— start —

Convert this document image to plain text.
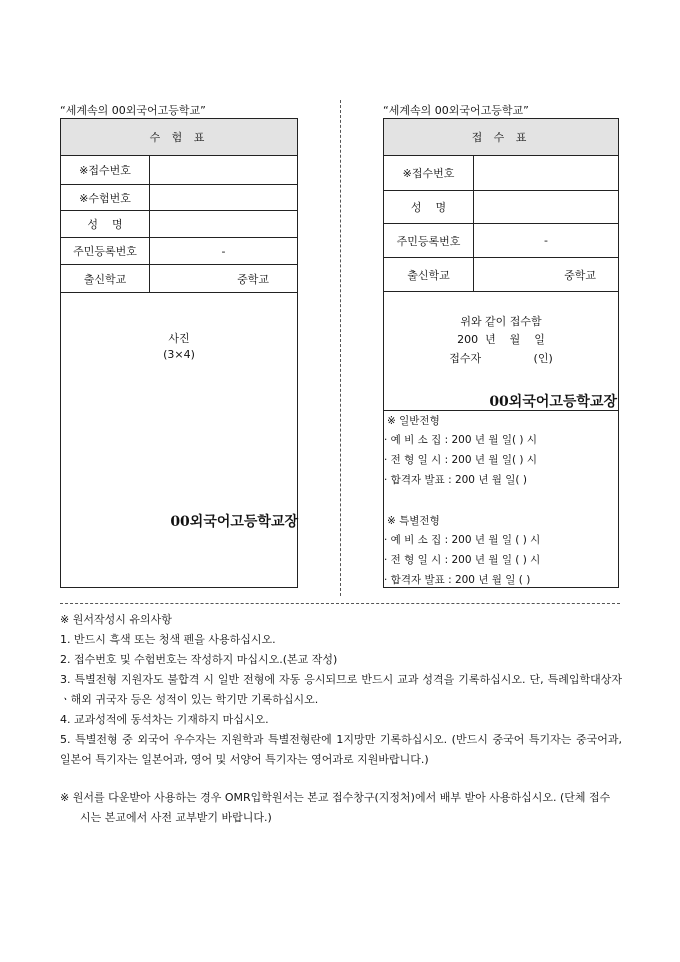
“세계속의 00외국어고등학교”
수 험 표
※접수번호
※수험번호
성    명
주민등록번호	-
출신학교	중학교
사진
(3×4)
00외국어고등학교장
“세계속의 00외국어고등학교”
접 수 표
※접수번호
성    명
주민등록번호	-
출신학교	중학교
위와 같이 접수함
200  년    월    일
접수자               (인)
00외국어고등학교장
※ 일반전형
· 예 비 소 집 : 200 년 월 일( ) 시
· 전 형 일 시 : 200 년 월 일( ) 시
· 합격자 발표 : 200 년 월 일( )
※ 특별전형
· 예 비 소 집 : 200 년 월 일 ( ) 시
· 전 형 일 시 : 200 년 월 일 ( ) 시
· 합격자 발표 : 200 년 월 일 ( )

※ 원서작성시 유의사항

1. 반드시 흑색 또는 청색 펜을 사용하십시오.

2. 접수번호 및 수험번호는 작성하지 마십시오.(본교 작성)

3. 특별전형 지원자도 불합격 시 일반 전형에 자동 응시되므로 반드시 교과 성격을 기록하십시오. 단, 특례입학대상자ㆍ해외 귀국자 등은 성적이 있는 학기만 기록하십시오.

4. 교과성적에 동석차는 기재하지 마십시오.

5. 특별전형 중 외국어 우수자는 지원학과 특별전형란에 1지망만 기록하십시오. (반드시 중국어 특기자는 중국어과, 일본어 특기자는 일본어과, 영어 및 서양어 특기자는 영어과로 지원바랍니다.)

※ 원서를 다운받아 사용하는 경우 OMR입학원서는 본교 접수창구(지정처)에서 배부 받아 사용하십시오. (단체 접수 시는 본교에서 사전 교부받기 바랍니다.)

— end —

■ **Goal of the exercise**: Scan the data above and copy every line with "특별전형" in it.

■ **Task result**:
※ 특별전형
3. 특별전형 지원자도 불합격 시 일반 전형에 자동 응시되므로 반드시 교과 성격을 기록하십시오. 단, 특례입학대상자ㆍ해외 귀국자 등은 성적이 있는 학기만 기록하십시오.
5. 특별전형 중 외국어 우수자는 지원학과 특별전형란에 1지망만 기록하십시오. (반드시 중국어 특기자는 중국어과, 일본어 특기자는 일본어과, 영어 및 서양어 특기자는 영어과로 지원바랍니다.)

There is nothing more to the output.